- CHALLENGE -
Restate the records below word for word.

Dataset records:

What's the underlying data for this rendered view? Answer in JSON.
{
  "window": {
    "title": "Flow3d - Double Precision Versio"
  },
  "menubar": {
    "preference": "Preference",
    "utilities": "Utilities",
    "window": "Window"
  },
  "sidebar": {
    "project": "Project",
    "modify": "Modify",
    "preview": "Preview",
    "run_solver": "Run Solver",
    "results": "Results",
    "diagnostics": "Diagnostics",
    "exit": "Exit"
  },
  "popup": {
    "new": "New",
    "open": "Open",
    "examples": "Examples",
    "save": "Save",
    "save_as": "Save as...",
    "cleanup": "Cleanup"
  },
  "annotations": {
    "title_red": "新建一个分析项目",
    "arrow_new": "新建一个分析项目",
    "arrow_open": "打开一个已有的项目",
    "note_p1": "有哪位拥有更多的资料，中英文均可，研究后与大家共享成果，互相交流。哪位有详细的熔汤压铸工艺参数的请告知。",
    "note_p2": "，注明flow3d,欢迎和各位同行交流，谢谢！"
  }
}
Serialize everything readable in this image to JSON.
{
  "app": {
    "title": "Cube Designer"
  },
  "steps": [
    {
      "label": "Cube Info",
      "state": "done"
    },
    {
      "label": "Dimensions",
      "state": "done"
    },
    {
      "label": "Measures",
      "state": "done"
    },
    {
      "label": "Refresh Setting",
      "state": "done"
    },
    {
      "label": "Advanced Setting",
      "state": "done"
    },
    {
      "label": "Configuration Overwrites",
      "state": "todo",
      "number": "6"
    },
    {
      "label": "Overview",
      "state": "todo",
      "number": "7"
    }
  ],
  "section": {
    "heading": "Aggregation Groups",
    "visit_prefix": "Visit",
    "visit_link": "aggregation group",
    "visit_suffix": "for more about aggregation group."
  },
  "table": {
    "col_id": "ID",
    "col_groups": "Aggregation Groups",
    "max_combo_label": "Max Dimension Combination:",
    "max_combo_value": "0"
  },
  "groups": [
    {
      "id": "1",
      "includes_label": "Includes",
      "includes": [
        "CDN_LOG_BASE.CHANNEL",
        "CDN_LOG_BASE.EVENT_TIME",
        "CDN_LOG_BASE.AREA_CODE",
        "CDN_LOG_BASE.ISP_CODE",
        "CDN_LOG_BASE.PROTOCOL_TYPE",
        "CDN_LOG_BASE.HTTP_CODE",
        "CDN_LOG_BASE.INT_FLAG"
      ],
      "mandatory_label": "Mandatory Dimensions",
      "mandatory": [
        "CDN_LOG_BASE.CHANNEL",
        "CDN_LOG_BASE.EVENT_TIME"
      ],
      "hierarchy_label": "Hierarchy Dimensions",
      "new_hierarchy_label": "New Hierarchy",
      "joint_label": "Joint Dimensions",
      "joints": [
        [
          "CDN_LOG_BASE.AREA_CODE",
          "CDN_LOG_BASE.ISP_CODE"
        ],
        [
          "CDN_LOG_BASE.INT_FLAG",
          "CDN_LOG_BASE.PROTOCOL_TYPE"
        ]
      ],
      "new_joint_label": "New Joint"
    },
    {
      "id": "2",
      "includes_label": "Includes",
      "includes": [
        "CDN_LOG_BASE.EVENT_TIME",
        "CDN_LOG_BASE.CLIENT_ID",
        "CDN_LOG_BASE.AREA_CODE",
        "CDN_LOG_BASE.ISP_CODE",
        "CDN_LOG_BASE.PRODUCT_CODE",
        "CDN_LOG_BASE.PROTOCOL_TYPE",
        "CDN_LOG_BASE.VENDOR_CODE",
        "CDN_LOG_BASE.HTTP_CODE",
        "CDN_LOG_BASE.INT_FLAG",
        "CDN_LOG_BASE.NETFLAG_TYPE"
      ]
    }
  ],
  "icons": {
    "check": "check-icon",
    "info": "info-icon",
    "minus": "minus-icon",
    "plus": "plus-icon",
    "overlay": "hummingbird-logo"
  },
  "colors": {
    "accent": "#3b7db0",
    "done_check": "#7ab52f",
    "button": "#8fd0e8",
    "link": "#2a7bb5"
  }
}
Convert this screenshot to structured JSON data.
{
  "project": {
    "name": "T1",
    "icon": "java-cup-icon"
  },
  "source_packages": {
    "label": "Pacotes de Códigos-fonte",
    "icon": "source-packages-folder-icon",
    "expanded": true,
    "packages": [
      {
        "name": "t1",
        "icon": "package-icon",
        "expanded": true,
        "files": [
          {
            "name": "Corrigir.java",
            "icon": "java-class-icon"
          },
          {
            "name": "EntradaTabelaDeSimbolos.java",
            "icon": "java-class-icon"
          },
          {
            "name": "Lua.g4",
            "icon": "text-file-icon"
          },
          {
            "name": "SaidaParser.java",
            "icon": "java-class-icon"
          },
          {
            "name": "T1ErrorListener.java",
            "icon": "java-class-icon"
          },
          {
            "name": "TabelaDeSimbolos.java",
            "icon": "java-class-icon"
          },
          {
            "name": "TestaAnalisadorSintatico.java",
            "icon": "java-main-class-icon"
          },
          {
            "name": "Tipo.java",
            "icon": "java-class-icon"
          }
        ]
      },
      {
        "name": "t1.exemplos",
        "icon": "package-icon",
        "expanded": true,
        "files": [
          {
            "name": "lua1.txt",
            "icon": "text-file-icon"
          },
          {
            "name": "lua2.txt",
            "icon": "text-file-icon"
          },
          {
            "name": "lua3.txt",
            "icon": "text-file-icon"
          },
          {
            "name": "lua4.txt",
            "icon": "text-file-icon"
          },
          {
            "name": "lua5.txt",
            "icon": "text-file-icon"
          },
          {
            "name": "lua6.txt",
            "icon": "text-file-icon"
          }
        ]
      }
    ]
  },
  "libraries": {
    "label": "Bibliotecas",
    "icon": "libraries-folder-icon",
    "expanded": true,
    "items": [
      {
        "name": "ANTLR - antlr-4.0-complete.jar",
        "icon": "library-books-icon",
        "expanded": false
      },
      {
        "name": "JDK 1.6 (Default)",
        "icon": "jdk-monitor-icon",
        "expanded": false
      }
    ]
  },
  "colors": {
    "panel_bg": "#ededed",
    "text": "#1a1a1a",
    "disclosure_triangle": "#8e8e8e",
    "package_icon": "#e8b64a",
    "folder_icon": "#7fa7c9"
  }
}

- EXPECTED ANSWER -
What's the underlying data for this rendered view? Answer in JSON.
{
  "window": {
    "title": "Flow3d - Double Precision Versio"
  },
  "menubar": {
    "preference": "Preference",
    "utilities": "Utilities",
    "window": "Window"
  },
  "sidebar": {
    "project": "Project",
    "modify": "Modify",
    "preview": "Preview",
    "run_solver": "Run Solver",
    "results": "Results",
    "diagnostics": "Diagnostics",
    "exit": "Exit"
  },
  "popup": {
    "new": "New",
    "open": "Open",
    "examples": "Examples",
    "save": "Save",
    "save_as": "Save as...",
    "cleanup": "Cleanup"
  },
  "annotations": {
    "title_red": "新建一个分析项目",
    "arrow_new": "新建一个分析项目",
    "arrow_open": "打开一个已有的项目",
    "note_p1": "有哪位拥有更多的资料，中英文均可，研究后与大家共享成果，互相交流。哪位有详细的熔汤压铸工艺参数的请告知。",
    "note_p2": "，注明flow3d,欢迎和各位同行交流，谢谢！"
  }
}
Serialize everything readable in this image to JSON.
{
  "app": {
    "title": "Cube Designer"
  },
  "steps": [
    {
      "label": "Cube Info",
      "state": "done"
    },
    {
      "label": "Dimensions",
      "state": "done"
    },
    {
      "label": "Measures",
      "state": "done"
    },
    {
      "label": "Refresh Setting",
      "state": "done"
    },
    {
      "label": "Advanced Setting",
      "state": "done"
    },
    {
      "label": "Configuration Overwrites",
      "state": "todo",
      "number": "6"
    },
    {
      "label": "Overview",
      "state": "todo",
      "number": "7"
    }
  ],
  "section": {
    "heading": "Aggregation Groups",
    "visit_prefix": "Visit",
    "visit_link": "aggregation group",
    "visit_suffix": "for more about aggregation group."
  },
  "table": {
    "col_id": "ID",
    "col_groups": "Aggregation Groups",
    "max_combo_label": "Max Dimension Combination:",
    "max_combo_value": "0"
  },
  "groups": [
    {
      "id": "1",
      "includes_label": "Includes",
      "includes": [
        "CDN_LOG_BASE.CHANNEL",
        "CDN_LOG_BASE.EVENT_TIME",
        "CDN_LOG_BASE.AREA_CODE",
        "CDN_LOG_BASE.ISP_CODE",
        "CDN_LOG_BASE.PROTOCOL_TYPE",
        "CDN_LOG_BASE.HTTP_CODE",
        "CDN_LOG_BASE.INT_FLAG"
      ],
      "mandatory_label": "Mandatory Dimensions",
      "mandatory": [
        "CDN_LOG_BASE.CHANNEL",
        "CDN_LOG_BASE.EVENT_TIME"
      ],
      "hierarchy_label": "Hierarchy Dimensions",
      "new_hierarchy_label": "New Hierarchy",
      "joint_label": "Joint Dimensions",
      "joints": [
        [
          "CDN_LOG_BASE.AREA_CODE",
          "CDN_LOG_BASE.ISP_CODE"
        ],
        [
          "CDN_LOG_BASE.INT_FLAG",
          "CDN_LOG_BASE.PROTOCOL_TYPE"
        ]
      ],
      "new_joint_label": "New Joint"
    },
    {
      "id": "2",
      "includes_label": "Includes",
      "includes": [
        "CDN_LOG_BASE.EVENT_TIME",
        "CDN_LOG_BASE.CLIENT_ID",
        "CDN_LOG_BASE.AREA_CODE",
        "CDN_LOG_BASE.ISP_CODE",
        "CDN_LOG_BASE.PRODUCT_CODE",
        "CDN_LOG_BASE.PROTOCOL_TYPE",
        "CDN_LOG_BASE.VENDOR_CODE",
        "CDN_LOG_BASE.HTTP_CODE",
        "CDN_LOG_BASE.INT_FLAG",
        "CDN_LOG_BASE.NETFLAG_TYPE"
      ]
    }
  ],
  "icons": {
    "check": "check-icon",
    "info": "info-icon",
    "minus": "minus-icon",
    "plus": "plus-icon",
    "overlay": "hummingbird-logo"
  },
  "colors": {
    "accent": "#3b7db0",
    "done_check": "#7ab52f",
    "button": "#8fd0e8",
    "link": "#2a7bb5"
  }
}
Convert this screenshot to structured JSON data.
{
  "project": {
    "name": "T1",
    "icon": "java-cup-icon"
  },
  "source_packages": {
    "label": "Pacotes de Códigos-fonte",
    "icon": "source-packages-folder-icon",
    "expanded": true,
    "packages": [
      {
        "name": "t1",
        "icon": "package-icon",
        "expanded": true,
        "files": [
          {
            "name": "Corrigir.java",
            "icon": "java-class-icon"
          },
          {
            "name": "EntradaTabelaDeSimbolos.java",
            "icon": "java-class-icon"
          },
          {
            "name": "Lua.g4",
            "icon": "text-file-icon"
          },
          {
            "name": "SaidaParser.java",
            "icon": "java-class-icon"
          },
          {
            "name": "T1ErrorListener.java",
            "icon": "java-class-icon"
          },
          {
            "name": "TabelaDeSimbolos.java",
            "icon": "java-class-icon"
          },
          {
            "name": "TestaAnalisadorSintatico.java",
            "icon": "java-main-class-icon"
          },
          {
            "name": "Tipo.java",
            "icon": "java-class-icon"
          }
        ]
      },
      {
        "name": "t1.exemplos",
        "icon": "package-icon",
        "expanded": true,
        "files": [
          {
            "name": "lua1.txt",
            "icon": "text-file-icon"
          },
          {
            "name": "lua2.txt",
            "icon": "text-file-icon"
          },
          {
            "name": "lua3.txt",
            "icon": "text-file-icon"
          },
          {
            "name": "lua4.txt",
            "icon": "text-file-icon"
          },
          {
            "name": "lua5.txt",
            "icon": "text-file-icon"
          },
          {
            "name": "lua6.txt",
            "icon": "text-file-icon"
          }
        ]
      }
    ]
  },
  "libraries": {
    "label": "Bibliotecas",
    "icon": "libraries-folder-icon",
    "expanded": true,
    "items": [
      {
        "name": "ANTLR - antlr-4.0-complete.jar",
        "icon": "library-books-icon",
        "expanded": false
      },
      {
        "name": "JDK 1.6 (Default)",
        "icon": "jdk-monitor-icon",
        "expanded": false
      }
    ]
  },
  "colors": {
    "panel_bg": "#ededed",
    "text": "#1a1a1a",
    "disclosure_triangle": "#8e8e8e",
    "package_icon": "#e8b64a",
    "folder_icon": "#7fa7c9"
  }
}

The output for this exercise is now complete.